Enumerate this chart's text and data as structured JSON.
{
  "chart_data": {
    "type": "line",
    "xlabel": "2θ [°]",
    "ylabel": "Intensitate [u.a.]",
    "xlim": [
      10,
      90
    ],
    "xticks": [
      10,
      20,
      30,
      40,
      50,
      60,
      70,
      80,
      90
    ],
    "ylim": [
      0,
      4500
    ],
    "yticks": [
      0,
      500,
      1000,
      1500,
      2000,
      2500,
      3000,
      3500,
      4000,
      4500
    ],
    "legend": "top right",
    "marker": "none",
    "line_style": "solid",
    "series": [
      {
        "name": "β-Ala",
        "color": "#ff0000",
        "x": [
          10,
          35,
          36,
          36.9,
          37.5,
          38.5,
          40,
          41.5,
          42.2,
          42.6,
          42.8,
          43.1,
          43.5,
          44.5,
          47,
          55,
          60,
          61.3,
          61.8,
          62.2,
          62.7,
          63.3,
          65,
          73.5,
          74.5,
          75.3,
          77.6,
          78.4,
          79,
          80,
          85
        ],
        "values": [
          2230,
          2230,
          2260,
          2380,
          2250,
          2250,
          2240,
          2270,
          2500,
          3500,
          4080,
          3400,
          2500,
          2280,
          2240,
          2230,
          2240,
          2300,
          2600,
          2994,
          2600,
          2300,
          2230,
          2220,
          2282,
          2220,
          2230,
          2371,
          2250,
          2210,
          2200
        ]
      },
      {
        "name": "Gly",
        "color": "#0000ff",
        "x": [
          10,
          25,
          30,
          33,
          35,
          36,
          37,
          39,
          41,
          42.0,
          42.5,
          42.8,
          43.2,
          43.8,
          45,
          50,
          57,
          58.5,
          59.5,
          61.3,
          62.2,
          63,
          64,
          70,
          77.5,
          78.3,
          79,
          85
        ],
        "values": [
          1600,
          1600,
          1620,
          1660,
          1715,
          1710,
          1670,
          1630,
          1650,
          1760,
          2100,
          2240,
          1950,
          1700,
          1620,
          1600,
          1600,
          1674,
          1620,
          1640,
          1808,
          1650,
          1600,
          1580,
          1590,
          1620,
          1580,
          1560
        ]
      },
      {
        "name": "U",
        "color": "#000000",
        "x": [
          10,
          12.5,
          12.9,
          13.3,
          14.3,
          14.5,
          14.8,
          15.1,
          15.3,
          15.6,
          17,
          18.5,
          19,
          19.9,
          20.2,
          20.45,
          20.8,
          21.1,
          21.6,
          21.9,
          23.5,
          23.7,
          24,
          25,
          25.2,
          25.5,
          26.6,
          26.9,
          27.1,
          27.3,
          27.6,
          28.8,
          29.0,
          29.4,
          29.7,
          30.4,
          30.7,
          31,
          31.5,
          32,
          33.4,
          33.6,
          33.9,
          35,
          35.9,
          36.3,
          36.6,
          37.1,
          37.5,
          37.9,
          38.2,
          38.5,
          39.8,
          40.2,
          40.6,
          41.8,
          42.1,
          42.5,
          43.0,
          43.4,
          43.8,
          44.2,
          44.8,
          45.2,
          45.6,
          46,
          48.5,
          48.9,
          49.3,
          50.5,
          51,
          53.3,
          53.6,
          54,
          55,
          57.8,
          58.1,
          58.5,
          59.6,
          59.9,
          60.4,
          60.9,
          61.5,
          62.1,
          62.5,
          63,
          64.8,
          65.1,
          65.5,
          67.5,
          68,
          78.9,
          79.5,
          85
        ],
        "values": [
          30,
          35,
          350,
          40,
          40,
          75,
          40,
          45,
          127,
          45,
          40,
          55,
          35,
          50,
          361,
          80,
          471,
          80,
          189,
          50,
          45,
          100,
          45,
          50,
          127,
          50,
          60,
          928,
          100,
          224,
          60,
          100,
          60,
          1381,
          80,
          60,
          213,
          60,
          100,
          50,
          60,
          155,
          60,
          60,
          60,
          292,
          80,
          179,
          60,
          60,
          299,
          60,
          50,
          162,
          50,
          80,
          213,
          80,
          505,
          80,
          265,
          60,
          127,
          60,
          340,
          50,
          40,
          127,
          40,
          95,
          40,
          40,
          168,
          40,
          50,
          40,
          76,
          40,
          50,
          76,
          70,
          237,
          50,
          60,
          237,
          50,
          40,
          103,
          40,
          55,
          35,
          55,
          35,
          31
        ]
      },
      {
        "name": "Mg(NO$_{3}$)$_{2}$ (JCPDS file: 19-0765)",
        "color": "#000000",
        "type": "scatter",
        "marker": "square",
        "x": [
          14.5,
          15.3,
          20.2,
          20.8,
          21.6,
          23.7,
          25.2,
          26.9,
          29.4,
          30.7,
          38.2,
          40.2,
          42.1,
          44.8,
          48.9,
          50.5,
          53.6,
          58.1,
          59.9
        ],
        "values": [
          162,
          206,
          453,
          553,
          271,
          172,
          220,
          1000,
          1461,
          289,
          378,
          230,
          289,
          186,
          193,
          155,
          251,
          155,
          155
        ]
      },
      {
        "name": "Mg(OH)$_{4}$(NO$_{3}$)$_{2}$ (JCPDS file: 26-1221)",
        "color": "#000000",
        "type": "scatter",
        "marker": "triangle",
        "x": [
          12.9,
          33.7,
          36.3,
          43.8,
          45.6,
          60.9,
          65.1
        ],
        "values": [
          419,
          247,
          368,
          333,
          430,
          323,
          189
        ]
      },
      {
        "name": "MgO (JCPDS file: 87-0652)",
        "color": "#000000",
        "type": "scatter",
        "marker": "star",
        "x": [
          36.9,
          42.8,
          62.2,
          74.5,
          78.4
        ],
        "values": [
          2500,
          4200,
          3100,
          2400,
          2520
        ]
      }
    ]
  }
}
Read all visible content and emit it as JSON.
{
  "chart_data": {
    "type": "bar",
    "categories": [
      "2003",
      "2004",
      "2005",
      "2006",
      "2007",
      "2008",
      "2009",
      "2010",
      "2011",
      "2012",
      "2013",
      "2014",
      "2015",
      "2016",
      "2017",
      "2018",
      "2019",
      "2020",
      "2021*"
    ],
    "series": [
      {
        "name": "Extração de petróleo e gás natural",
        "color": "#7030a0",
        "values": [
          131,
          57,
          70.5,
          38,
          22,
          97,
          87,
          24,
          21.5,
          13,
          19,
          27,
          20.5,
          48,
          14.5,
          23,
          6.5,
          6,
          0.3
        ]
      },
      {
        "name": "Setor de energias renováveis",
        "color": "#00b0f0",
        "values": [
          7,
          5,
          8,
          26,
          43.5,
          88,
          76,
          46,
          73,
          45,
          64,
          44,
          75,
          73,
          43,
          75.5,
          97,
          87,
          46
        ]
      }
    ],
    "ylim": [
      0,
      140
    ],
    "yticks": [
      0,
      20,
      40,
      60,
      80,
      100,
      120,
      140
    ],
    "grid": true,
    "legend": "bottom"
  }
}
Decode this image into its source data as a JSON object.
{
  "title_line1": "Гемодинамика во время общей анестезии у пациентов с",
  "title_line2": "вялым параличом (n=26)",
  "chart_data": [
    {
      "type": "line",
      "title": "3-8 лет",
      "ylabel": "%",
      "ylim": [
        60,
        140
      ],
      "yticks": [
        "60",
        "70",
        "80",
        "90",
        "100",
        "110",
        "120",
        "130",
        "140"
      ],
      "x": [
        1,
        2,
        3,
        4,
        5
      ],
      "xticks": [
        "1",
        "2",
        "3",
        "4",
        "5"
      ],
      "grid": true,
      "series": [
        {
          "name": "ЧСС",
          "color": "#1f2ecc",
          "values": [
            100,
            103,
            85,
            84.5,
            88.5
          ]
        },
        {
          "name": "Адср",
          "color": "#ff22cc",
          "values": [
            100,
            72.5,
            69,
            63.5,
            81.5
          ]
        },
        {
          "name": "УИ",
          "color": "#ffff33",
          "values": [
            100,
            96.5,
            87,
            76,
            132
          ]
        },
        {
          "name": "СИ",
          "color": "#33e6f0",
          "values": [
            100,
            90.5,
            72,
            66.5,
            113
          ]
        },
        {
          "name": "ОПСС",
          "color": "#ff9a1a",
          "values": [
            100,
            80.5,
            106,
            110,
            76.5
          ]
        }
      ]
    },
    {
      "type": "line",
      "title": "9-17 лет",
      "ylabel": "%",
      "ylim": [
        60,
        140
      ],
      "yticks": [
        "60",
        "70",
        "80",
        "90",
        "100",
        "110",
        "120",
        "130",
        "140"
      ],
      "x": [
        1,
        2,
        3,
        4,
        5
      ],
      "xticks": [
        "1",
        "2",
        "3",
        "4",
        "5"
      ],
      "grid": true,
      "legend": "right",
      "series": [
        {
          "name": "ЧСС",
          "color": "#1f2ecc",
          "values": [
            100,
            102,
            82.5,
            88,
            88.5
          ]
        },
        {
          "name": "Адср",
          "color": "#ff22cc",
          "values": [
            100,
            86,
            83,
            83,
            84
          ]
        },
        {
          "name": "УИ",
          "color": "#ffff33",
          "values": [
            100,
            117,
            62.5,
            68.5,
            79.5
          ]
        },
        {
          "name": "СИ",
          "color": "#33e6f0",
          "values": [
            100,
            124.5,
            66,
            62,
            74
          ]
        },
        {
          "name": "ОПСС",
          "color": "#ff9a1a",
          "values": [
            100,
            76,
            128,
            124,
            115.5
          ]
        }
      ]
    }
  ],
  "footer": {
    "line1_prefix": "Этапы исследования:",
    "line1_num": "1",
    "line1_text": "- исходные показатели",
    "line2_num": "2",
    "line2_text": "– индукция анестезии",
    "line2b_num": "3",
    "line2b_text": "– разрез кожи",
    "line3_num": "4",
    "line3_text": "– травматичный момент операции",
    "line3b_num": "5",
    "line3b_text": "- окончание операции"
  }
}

**What you need to do**
Filter the entries down to the lines containing "legend". Copy each of those lines.

**Answer to this task**
    "legend": "top right",
    "legend": "bottom"
      "legend": "right",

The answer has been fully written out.